Rows from a figure dataset:
►

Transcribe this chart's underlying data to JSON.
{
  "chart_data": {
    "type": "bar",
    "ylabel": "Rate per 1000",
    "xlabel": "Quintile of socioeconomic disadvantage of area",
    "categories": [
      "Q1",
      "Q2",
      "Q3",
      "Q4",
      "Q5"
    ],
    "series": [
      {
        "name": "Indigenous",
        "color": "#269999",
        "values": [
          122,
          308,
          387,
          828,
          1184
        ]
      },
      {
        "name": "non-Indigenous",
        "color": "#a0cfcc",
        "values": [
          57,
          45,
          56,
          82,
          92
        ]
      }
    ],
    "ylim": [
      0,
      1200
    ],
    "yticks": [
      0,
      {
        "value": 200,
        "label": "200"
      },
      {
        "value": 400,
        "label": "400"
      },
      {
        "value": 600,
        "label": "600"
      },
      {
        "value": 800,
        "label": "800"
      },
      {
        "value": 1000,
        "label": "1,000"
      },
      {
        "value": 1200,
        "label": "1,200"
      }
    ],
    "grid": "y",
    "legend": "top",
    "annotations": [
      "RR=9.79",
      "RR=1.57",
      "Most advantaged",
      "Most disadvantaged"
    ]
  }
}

◄

## DIRECTIVE
Print the listing above in its entirety, with every line exact.

## EXERCISE RESULT
Transcribe this chart's underlying data to JSON.
{
  "chart_data": {
    "type": "bar",
    "ylabel": "Rate per 1000",
    "xlabel": "Quintile of socioeconomic disadvantage of area",
    "categories": [
      "Q1",
      "Q2",
      "Q3",
      "Q4",
      "Q5"
    ],
    "series": [
      {
        "name": "Indigenous",
        "color": "#269999",
        "values": [
          122,
          308,
          387,
          828,
          1184
        ]
      },
      {
        "name": "non-Indigenous",
        "color": "#a0cfcc",
        "values": [
          57,
          45,
          56,
          82,
          92
        ]
      }
    ],
    "ylim": [
      0,
      1200
    ],
    "yticks": [
      0,
      {
        "value": 200,
        "label": "200"
      },
      {
        "value": 400,
        "label": "400"
      },
      {
        "value": 600,
        "label": "600"
      },
      {
        "value": 800,
        "label": "800"
      },
      {
        "value": 1000,
        "label": "1,000"
      },
      {
        "value": 1200,
        "label": "1,200"
      }
    ],
    "grid": "y",
    "legend": "top",
    "annotations": [
      "RR=9.79",
      "RR=1.57",
      "Most advantaged",
      "Most disadvantaged"
    ]
  }
}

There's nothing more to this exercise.